Material for the task
^^^^^^^^

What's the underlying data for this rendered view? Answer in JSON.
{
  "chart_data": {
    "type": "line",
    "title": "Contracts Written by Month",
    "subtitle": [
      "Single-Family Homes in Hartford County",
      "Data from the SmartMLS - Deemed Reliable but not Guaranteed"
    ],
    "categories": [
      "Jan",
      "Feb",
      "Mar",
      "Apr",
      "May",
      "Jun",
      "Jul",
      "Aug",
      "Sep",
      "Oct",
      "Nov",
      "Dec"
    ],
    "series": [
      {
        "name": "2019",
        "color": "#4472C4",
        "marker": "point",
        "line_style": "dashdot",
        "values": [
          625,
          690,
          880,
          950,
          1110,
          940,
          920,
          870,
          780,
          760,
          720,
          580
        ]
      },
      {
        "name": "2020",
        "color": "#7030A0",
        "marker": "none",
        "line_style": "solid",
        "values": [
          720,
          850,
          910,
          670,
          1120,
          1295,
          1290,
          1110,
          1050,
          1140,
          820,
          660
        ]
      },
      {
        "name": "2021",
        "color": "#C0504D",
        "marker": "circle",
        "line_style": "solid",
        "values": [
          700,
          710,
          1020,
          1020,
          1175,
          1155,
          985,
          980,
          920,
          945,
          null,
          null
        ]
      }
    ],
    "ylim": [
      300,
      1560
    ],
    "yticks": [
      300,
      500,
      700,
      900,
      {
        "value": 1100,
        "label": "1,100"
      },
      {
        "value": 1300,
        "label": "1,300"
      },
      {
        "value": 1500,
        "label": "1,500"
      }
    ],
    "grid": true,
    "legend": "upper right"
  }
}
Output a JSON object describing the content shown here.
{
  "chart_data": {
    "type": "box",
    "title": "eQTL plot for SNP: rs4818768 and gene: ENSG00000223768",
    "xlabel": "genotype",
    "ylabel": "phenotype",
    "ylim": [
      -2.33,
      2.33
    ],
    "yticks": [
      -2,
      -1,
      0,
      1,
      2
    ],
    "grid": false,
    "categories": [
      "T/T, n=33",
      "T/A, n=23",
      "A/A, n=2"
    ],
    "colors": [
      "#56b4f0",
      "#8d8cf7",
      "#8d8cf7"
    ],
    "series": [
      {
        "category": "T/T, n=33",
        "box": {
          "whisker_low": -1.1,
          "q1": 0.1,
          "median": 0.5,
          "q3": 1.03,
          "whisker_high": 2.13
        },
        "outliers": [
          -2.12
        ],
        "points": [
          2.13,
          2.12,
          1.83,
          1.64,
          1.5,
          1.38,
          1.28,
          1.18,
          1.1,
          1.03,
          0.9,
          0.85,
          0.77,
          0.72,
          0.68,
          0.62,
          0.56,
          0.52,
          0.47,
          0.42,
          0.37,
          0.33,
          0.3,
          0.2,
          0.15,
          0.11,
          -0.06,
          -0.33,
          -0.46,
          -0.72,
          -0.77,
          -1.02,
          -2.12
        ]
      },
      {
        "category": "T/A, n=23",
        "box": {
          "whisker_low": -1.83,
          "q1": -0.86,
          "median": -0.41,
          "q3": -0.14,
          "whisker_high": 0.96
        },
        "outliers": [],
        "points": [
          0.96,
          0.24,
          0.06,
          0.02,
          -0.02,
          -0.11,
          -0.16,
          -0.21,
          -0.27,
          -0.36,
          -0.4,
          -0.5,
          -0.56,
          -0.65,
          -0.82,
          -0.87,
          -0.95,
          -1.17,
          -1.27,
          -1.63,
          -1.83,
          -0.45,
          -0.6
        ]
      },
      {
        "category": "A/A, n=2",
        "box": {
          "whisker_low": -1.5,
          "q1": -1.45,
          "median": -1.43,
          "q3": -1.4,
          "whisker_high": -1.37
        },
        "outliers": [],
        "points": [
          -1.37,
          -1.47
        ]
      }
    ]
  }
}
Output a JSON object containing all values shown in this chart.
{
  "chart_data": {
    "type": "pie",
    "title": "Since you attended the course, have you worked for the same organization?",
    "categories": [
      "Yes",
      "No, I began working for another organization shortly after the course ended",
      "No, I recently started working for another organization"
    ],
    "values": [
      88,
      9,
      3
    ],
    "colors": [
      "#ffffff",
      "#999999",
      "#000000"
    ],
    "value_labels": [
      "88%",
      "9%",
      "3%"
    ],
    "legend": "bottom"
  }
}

^^^^^^^^

Written problem
Using the listing above, locate the lines that hold "category" and copy each one.

Complete response
        "category": "T/T, n=33",
        "category": "T/A, n=23",
        "category": "A/A, n=2",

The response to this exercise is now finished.